(Task description)
Find the lines that include the string "JSON" and report how many there are. Give no other text.

(Provided material)
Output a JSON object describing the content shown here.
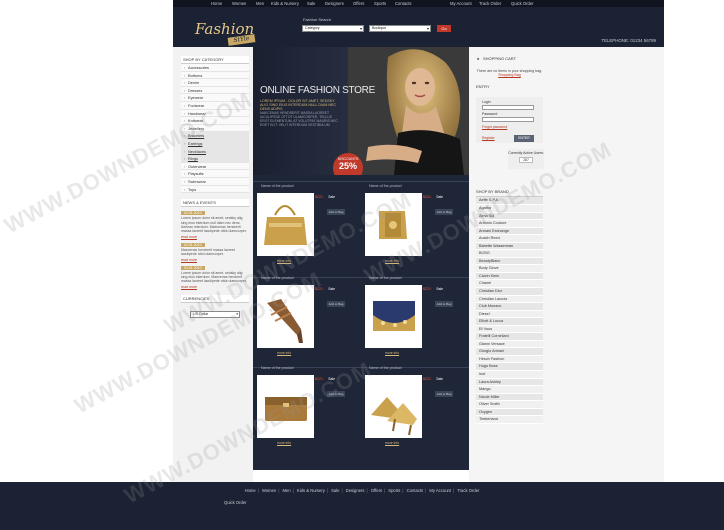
{
  "top_nav": [
    "Home",
    "Women",
    "Men",
    "Kids & Nursery",
    "Sale",
    "Designers",
    "Offers",
    "Sports",
    "Contacts",
    "My Account",
    "Track Order",
    "Quick Order"
  ],
  "logo": {
    "main": "Fashion",
    "sub": "StYle"
  },
  "search": {
    "label": "Fashion Search",
    "category_value": "Category",
    "boutique_value": "Boutique",
    "go_label": "Go"
  },
  "phone": "TELEPHONE: 01234 56789",
  "sidebar": {
    "category_title": "SHOP BY CATEGORY",
    "categories": [
      "Accessories",
      "Bottoms",
      "Denim",
      "Dresses",
      "Eyewear",
      "Footwear",
      "Handwear",
      "Knitwear",
      "Jewellery"
    ],
    "subcategories": [
      "Bracelets",
      "Earrings",
      "Necklaces",
      "Rings"
    ],
    "categories_after": [
      "Outerwear",
      "Playsuits",
      "Swimwear",
      "Tops"
    ],
    "news_title": "NEWS & EVENTS",
    "news": [
      {
        "date": "01.01.2010",
        "text": "Lorem ipsum dolor sit amet, sedsky alig sing eius interdum null diam nec dens. Aenean interdum. Maecenas hendrerit massa laoreet iaculipede ottot ulamcorper.",
        "more": "read more"
      },
      {
        "date": "01.01.2010",
        "text": "Maecenas hendrerit massa laoreet iaculipede ottot ulamcorper.",
        "more": "read more"
      },
      {
        "date": "01.01.2010",
        "text": "Lorem ipsum dolor sit amet, sedsky alig sing eius interdum. Maecenas hendrerit massa laoreet iaculipede ottot ulamcorper.",
        "more": "read more"
      }
    ],
    "currencies_title": "CURRENCIES",
    "currency_value": "US Dollar"
  },
  "banner": {
    "title": "ONLINE FASHION STORE",
    "subtitle": "LOREM IPSUM - DOLOR SIT AMET, SEDSKY ALIG SING EIUS INTERDUM NULL DIAM NEC DENS ADIPIS",
    "text": "MAECENAS HENDRERIT MASSA LAOREET IACULIPEDE OTTOT ULAMCORPER, TELLUS EROT ELEMENTUM, AT VOLUTPAT MAURIS NEC EGET ELIT. VELIT INTERDUM VESTIBULUM",
    "discount_label": "DISCOUNTS",
    "discount_value": "25%"
  },
  "products": [
    {
      "name": "Name of the product",
      "price": "$221",
      "sale": "Sale",
      "bag": "Add to Bag",
      "detail": "more info"
    },
    {
      "name": "Name of the product",
      "price": "$221",
      "sale": "Sale",
      "bag": "Add to Bag",
      "detail": "more info"
    },
    {
      "name": "Name of the product",
      "price": "$221",
      "sale": "Sale",
      "bag": "Add to Bag",
      "detail": "more info"
    },
    {
      "name": "Name of the product",
      "price": "$221",
      "sale": "Sale",
      "bag": "Add to Bag",
      "detail": "more info"
    },
    {
      "name": "Name of the product",
      "price": "$221",
      "sale": "Sale",
      "bag": "Add to Bag",
      "detail": "more info"
    },
    {
      "name": "Name of the product",
      "price": "$221",
      "sale": "Sale",
      "bag": "Add to Bag",
      "detail": "more info"
    }
  ],
  "cart": {
    "title": "SHOPPING CART",
    "empty": "There are no items in your shopping bag.",
    "link": "Shopping Bag"
  },
  "entry": {
    "title": "ENTRY",
    "login_label": "Login",
    "password_label": "Password",
    "forgot": "Forgot password",
    "register": "Register",
    "enter": "ENTER"
  },
  "active_users": {
    "label": "Currently Active Users:",
    "count": "287"
  },
  "brands": {
    "title": "SHOP BY BRAND",
    "items": [
      "Aeffe S.P.A",
      "Agatha",
      "Alma Sol",
      "Antonio Couture",
      "Armani Exchange",
      "Austin Reed",
      "Babette Wasserman",
      "BCBG",
      "BeautyBlanc",
      "Body Glove",
      "Calvin Klein",
      "Chanel",
      "Christian Dior",
      "Christian Lacroix",
      "Club Monaco",
      "Diesel",
      "Elliott & Lucca",
      "Et Vous",
      "Fratelli Corneliani",
      "Gianni Versace",
      "Giorgio Armani",
      "Hirsch Fashion",
      "Hugo Boss",
      "Inot",
      "Laura Ashley",
      "Mango",
      "Nicole Miller",
      "Oliver Smith",
      "Oxygen",
      "Timberland"
    ]
  },
  "footer": {
    "links": [
      "Home",
      "Women",
      "Men",
      "Kids & Nursery",
      "Sale",
      "Designers",
      "Offers",
      "Sports",
      "Contacts",
      "My Account",
      "Track Order"
    ],
    "second_row": "Quick Order"
  },
  "watermark": "WWW.DOWNDEMO.COM"
}
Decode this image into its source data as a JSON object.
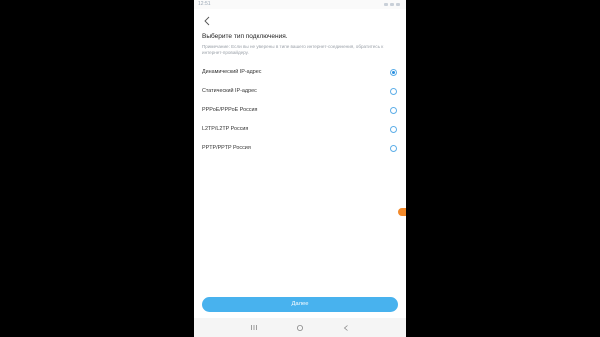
{
  "status_bar": {
    "time": "12:51"
  },
  "header": {
    "back_icon": "chevron-left-icon",
    "title": "Выберите тип подключения."
  },
  "hint": "Примечание: Если вы не уверены в типе вашего интернет-соединения, обратитесь к интернет-провайдеру.",
  "options": [
    {
      "label": "Динамический IP-адрес",
      "selected": true
    },
    {
      "label": "Статический IP-адрес",
      "selected": false
    },
    {
      "label": "PPPoE/PPPoE Россия",
      "selected": false
    },
    {
      "label": "L2TP/L2TP Россия",
      "selected": false
    },
    {
      "label": "PPTP/PPTP Россия",
      "selected": false
    }
  ],
  "next_button": {
    "label": "Далее"
  },
  "nav_bar": {
    "icons": [
      "recent-apps-icon",
      "home-icon",
      "back-icon"
    ]
  },
  "colors": {
    "accent": "#48b2ee",
    "radio_selected": "#2a8fe0",
    "floating_dot": "#f2892a"
  }
}
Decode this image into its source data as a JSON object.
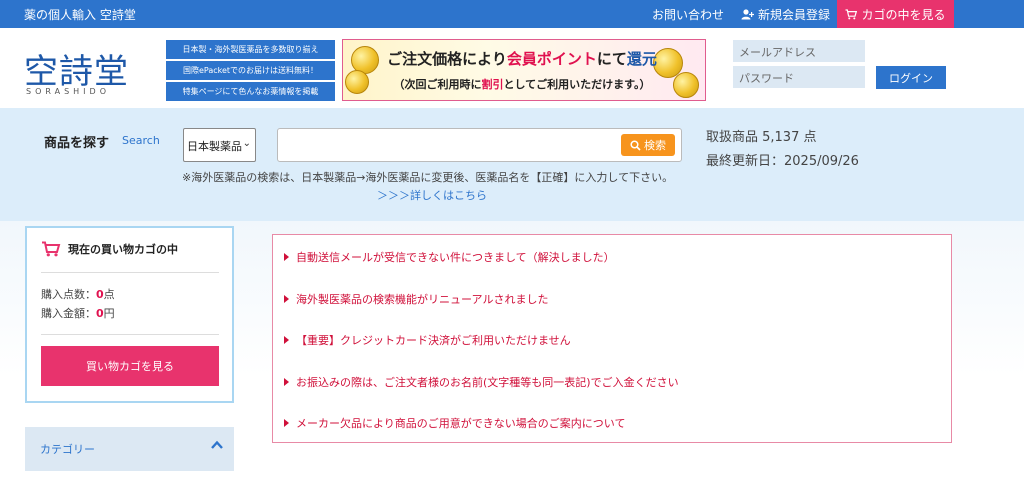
{
  "topbar": {
    "site_title": "薬の個人輸入 空詩堂",
    "contact_label": "お問い合わせ",
    "register_label": "新規会員登録",
    "cart_label": "カゴの中を見る"
  },
  "header": {
    "logo_text": "空詩堂",
    "logo_sub": "SORASHIDO",
    "promos": [
      "日本製・海外製医薬品を多数取り揃え",
      "国際ePacketでのお届けは送料無料！",
      "特集ページにて色んなお薬情報を掲載"
    ],
    "banner": {
      "line1_a": "ご注文価格により",
      "line1_b": "会員ポイント",
      "line1_c": "にて",
      "line1_d": "還元",
      "line2_a": "（次回ご利用時に",
      "line2_b": "割引",
      "line2_c": "としてご利用いただけます。）"
    },
    "login": {
      "email_placeholder": "メールアドレス",
      "password_placeholder": "パスワード",
      "button_label": "ログイン"
    }
  },
  "search": {
    "label": "商品を探す",
    "sub_label": "Search",
    "select_value": "日本製薬品",
    "button_label": "検索",
    "note": "※海外医薬品の検索は、日本製薬品→海外医薬品に変更後、医薬品名を【正確】に入力して下さい。",
    "more_link": "＞＞＞詳しくはこちら",
    "stats_count": "取扱商品 5,137 点",
    "stats_updated": "最終更新日：2025/09/26"
  },
  "cart": {
    "title": "現在の買い物カゴの中",
    "count_label": "購入点数：",
    "count_value": "0",
    "count_unit": "点",
    "amount_label": "購入金額：",
    "amount_value": "0",
    "amount_unit": "円",
    "view_button": "買い物カゴを見る"
  },
  "category": {
    "label": "カテゴリー"
  },
  "notices": [
    "自動送信メールが受信できない件につきまして（解決しました）",
    "海外製医薬品の検索機能がリニューアルされました",
    "【重要】クレジットカード決済がご利用いただけません",
    "お振込みの際は、ご注文者様のお名前(文字種等も同一表記)でご入金ください",
    "メーカー欠品により商品のご用意ができない場合のご案内について"
  ],
  "colors": {
    "primary_blue": "#2d74cc",
    "accent_pink": "#e8336d",
    "search_orange": "#f7941d",
    "notice_red": "#d0103a"
  }
}
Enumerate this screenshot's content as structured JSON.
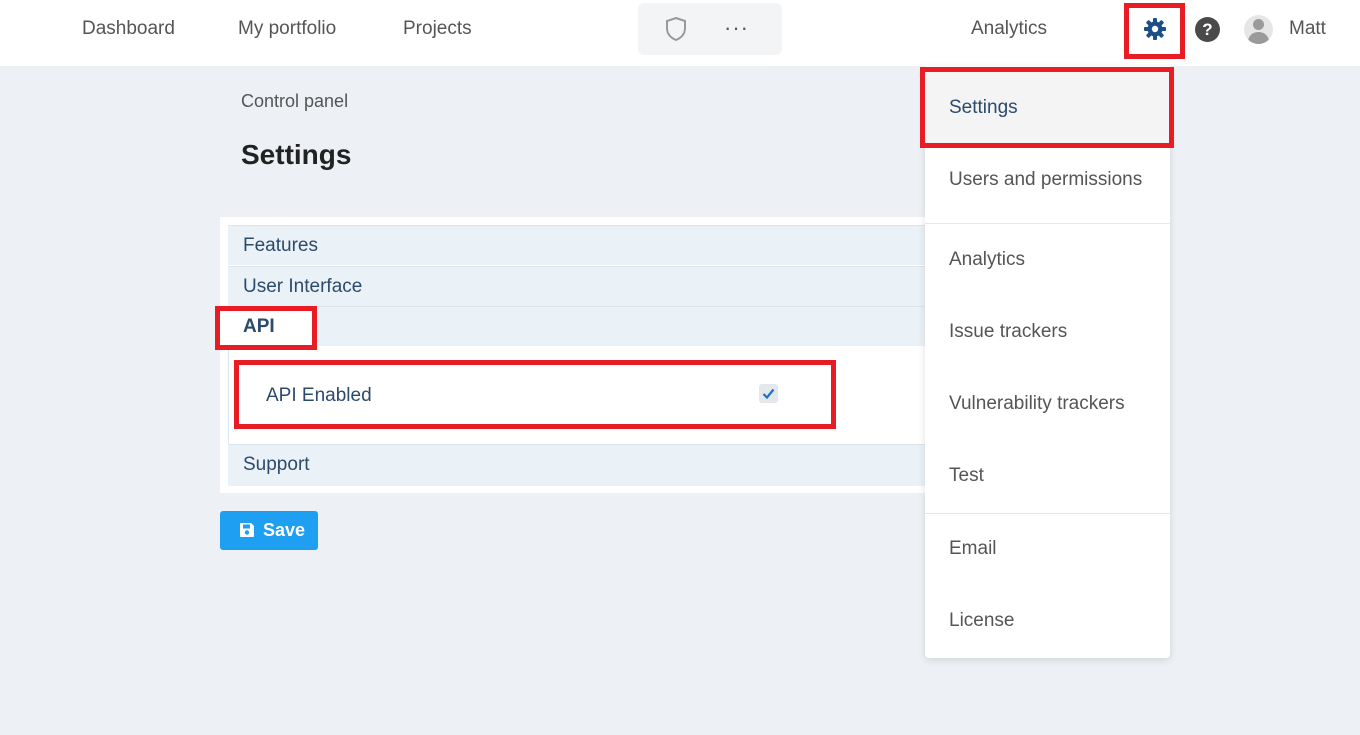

(Solution for this problem)
4